- DATA TO PROCESS
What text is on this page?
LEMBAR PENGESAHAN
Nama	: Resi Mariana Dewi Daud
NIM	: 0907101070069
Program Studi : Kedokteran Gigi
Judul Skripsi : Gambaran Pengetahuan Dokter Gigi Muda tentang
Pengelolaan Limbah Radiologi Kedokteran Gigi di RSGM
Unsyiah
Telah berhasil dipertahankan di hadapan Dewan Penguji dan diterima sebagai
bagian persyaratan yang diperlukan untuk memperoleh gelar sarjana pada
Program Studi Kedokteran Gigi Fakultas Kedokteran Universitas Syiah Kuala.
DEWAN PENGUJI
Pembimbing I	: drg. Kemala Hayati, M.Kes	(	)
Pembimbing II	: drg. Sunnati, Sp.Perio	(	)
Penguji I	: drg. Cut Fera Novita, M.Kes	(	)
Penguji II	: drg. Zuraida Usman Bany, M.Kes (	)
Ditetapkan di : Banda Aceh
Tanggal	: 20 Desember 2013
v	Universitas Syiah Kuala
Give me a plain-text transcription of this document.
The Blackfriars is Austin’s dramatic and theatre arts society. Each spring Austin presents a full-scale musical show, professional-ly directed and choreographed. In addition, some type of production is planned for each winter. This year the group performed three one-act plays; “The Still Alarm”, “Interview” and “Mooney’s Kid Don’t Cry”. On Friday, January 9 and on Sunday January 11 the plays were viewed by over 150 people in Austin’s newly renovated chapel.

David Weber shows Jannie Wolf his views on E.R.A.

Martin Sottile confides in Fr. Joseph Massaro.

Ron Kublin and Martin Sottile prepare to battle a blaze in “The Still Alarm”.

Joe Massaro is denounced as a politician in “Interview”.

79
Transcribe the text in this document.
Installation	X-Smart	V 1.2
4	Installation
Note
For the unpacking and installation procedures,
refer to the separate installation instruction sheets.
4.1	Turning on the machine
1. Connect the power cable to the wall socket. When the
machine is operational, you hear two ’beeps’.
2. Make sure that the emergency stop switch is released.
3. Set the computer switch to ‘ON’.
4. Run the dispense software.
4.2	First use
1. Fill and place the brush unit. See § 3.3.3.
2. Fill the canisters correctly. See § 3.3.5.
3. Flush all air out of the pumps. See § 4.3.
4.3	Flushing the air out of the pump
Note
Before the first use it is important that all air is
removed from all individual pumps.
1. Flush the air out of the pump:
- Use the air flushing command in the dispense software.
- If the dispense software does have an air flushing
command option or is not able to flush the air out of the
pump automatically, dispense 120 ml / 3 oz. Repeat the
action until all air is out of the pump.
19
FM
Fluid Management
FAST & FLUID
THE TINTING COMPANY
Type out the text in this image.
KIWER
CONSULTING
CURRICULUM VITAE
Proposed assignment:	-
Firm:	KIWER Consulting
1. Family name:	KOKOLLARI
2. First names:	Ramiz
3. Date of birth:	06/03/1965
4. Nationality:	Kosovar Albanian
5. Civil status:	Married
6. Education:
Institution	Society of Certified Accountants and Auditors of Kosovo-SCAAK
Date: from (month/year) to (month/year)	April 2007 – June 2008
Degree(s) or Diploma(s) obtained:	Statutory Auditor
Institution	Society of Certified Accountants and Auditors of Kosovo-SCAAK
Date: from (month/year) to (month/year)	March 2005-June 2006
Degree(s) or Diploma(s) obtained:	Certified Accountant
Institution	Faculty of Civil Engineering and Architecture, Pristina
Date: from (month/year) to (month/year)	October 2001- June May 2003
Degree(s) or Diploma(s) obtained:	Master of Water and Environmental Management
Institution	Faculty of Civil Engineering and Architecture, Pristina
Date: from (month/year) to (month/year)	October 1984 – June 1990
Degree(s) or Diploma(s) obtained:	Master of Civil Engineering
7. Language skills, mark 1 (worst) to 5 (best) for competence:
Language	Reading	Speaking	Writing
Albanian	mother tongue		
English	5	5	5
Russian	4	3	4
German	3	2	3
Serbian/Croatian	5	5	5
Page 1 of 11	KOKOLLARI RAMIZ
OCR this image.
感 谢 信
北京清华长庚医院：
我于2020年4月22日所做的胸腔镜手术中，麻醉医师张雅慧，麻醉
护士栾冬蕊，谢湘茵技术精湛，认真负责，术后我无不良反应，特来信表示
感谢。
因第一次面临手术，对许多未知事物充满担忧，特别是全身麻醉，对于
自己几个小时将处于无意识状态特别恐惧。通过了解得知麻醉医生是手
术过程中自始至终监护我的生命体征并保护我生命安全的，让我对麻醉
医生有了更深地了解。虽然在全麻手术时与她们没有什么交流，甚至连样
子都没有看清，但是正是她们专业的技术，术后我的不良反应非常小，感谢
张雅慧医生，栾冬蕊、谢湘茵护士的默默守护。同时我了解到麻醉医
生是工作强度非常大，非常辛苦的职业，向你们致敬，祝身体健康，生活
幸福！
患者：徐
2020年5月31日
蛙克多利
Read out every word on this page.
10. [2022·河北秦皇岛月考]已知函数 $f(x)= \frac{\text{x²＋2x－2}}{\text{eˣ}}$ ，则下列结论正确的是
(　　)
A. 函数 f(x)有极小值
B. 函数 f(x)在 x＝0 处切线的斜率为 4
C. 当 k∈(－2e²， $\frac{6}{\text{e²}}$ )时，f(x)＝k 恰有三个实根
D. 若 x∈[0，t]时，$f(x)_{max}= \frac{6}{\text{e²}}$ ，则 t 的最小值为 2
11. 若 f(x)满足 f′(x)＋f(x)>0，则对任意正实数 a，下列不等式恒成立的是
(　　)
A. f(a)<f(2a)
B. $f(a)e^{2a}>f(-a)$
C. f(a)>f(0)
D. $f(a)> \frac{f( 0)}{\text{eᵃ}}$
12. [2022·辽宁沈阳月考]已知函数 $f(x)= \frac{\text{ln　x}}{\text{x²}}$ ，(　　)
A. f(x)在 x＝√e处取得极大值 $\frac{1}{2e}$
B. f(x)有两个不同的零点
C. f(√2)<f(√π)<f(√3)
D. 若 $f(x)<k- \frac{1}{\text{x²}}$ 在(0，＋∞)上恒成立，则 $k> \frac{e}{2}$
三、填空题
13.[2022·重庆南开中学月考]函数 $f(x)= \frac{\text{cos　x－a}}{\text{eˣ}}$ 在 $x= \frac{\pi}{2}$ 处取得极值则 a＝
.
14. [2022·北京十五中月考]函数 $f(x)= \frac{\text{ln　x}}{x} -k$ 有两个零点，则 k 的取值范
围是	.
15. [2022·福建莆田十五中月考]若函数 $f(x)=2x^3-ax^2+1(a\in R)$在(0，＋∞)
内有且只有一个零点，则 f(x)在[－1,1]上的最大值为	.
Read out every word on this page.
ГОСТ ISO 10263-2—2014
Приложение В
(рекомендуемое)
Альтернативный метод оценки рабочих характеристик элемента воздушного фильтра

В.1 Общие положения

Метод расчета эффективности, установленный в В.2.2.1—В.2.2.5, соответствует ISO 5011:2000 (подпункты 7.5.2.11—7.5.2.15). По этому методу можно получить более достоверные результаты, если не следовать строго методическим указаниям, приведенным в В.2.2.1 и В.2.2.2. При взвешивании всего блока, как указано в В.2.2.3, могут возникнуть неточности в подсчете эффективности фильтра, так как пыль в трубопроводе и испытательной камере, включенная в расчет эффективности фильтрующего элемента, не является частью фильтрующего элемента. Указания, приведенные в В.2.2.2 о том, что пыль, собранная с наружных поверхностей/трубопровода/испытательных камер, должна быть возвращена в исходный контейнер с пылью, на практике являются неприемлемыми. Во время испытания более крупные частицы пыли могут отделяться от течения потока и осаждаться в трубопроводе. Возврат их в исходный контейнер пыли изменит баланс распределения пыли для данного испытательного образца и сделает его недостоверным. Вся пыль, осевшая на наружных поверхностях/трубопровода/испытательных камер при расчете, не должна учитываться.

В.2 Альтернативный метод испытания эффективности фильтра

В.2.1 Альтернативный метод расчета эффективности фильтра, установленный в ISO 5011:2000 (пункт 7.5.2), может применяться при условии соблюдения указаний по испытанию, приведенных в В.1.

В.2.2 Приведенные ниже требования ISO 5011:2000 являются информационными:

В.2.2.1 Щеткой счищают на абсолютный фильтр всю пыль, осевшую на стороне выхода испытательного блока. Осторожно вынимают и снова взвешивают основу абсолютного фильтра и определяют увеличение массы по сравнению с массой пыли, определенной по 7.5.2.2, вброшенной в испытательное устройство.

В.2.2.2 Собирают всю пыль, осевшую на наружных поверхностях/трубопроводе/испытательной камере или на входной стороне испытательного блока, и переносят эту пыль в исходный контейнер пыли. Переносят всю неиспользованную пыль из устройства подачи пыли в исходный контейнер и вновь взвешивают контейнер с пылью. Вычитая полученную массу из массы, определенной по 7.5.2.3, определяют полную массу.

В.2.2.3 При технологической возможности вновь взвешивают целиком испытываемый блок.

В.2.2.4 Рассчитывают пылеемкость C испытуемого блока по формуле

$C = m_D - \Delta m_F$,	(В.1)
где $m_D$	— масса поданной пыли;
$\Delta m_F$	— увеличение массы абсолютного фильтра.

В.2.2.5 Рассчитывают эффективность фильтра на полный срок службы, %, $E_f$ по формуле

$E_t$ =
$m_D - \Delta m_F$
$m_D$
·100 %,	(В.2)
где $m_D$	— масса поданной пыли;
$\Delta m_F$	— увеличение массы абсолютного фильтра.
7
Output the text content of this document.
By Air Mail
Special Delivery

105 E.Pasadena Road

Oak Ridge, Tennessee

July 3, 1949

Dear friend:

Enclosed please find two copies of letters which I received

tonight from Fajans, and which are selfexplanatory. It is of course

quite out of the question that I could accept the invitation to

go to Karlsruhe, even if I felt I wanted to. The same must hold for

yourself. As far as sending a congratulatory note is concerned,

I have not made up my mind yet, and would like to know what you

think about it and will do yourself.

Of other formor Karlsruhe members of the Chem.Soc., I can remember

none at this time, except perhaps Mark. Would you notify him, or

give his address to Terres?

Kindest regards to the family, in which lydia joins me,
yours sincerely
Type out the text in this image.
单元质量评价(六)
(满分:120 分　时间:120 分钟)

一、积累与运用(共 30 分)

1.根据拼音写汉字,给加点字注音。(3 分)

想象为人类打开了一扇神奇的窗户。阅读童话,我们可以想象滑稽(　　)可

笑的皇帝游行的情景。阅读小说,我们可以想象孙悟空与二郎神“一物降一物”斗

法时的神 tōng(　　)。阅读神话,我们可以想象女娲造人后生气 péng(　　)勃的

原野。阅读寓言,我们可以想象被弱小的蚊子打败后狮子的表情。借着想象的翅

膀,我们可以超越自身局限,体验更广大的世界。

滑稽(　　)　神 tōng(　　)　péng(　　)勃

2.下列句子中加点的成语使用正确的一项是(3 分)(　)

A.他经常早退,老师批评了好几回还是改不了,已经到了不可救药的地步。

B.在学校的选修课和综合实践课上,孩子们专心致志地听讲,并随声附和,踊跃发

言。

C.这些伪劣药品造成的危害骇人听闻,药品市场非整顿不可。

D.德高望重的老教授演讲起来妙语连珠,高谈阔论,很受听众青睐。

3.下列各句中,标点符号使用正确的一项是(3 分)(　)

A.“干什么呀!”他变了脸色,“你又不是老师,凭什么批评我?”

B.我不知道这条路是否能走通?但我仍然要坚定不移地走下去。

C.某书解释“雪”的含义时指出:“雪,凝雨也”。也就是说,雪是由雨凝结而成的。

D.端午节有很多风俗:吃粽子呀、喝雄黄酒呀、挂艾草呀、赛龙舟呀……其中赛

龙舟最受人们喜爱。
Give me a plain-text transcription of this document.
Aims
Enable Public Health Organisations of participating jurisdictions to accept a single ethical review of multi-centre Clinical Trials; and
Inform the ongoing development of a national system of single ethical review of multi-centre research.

- TASK TO CARRY OUT
Search the data for "frac". Copy every line that has it.

- RIGHT ANSWER
10. [2022·河北秦皇岛月考]已知函数 $f(x)= \frac{\text{x²＋2x－2}}{\text{eˣ}}$ ，则下列结论正确的是
C. 当 k∈(－2e²， $\frac{6}{\text{e²}}$ )时，f(x)＝k 恰有三个实根
D. 若 x∈[0，t]时，$f(x)_{max}= \frac{6}{\text{e²}}$ ，则 t 的最小值为 2
D. $f(a)> \frac{f( 0)}{\text{eᵃ}}$
12. [2022·辽宁沈阳月考]已知函数 $f(x)= \frac{\text{ln　x}}{\text{x²}}$ ，(　　)
A. f(x)在 x＝√e处取得极大值 $\frac{1}{2e}$
D. 若 $f(x)<k- \frac{1}{\text{x²}}$ 在(0，＋∞)上恒成立，则 $k> \frac{e}{2}$
13.[2022·重庆南开中学月考]函数 $f(x)= \frac{\text{cos　x－a}}{\text{eˣ}}$ 在 $x= \frac{\pi}{2}$ 处取得极值则 a＝
14. [2022·北京十五中月考]函数 $f(x)= \frac{\text{ln　x}}{x} -k$ 有两个零点，则 k 的取值范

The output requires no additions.